(Items from a dataset)
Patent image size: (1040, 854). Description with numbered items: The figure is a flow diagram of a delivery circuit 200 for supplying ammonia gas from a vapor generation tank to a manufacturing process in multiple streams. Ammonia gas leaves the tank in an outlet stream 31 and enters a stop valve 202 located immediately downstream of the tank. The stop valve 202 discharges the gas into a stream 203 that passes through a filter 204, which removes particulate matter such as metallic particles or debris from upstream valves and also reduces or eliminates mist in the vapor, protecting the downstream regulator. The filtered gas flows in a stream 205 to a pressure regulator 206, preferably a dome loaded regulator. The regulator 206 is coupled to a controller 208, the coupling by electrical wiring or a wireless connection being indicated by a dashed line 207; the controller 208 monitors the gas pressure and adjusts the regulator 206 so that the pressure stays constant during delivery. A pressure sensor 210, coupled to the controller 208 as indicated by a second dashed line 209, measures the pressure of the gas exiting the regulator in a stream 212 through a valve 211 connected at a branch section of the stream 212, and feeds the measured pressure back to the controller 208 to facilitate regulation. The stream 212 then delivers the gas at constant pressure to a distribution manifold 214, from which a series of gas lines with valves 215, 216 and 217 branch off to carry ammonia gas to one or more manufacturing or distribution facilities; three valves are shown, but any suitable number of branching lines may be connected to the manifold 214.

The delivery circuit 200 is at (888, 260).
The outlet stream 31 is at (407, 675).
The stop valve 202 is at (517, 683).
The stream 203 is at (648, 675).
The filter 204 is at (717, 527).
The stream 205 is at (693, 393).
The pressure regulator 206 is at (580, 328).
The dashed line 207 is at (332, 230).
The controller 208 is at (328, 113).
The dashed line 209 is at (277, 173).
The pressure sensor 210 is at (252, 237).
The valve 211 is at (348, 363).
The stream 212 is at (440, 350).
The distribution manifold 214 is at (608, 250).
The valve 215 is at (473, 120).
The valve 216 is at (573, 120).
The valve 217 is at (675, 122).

● **Exercise**
Copy every line of the data above, word for word and without any change.

● **Finished task**
Patent image size: (1040, 854). Description with numbered items: The figure is a flow diagram of a delivery circuit 200 for supplying ammonia gas from a vapor generation tank to a manufacturing process in multiple streams. Ammonia gas leaves the tank in an outlet stream 31 and enters a stop valve 202 located immediately downstream of the tank. The stop valve 202 discharges the gas into a stream 203 that passes through a filter 204, which removes particulate matter such as metallic particles or debris from upstream valves and also reduces or eliminates mist in the vapor, protecting the downstream regulator. The filtered gas flows in a stream 205 to a pressure regulator 206, preferably a dome loaded regulator. The regulator 206 is coupled to a controller 208, the coupling by electrical wiring or a wireless connection being indicated by a dashed line 207; the controller 208 monitors the gas pressure and adjusts the regulator 206 so that the pressure stays constant during delivery. A pressure sensor 210, coupled to the controller 208 as indicated by a second dashed line 209, measures the pressure of the gas exiting the regulator in a stream 212 through a valve 211 connected at a branch section of the stream 212, and feeds the measured pressure back to the controller 208 to facilitate regulation. The stream 212 then delivers the gas at constant pressure to a distribution manifold 214, from which a series of gas lines with valves 215, 216 and 217 branch off to carry ammonia gas to one or more manufacturing or distribution facilities; three valves are shown, but any suitable number of branching lines may be connected to the manifold 214.

The delivery circuit 200 is at (888, 260).
The outlet stream 31 is at (407, 675).
The stop valve 202 is at (517, 683).
The stream 203 is at (648, 675).
The filter 204 is at (717, 527).
The stream 205 is at (693, 393).
The pressure regulator 206 is at (580, 328).
The dashed line 207 is at (332, 230).
The controller 208 is at (328, 113).
The dashed line 209 is at (277, 173).
The pressure sensor 210 is at (252, 237).
The valve 211 is at (348, 363).
The stream 212 is at (440, 350).
The distribution manifold 214 is at (608, 250).
The valve 215 is at (473, 120).
The valve 216 is at (573, 120).
The valve 217 is at (675, 122).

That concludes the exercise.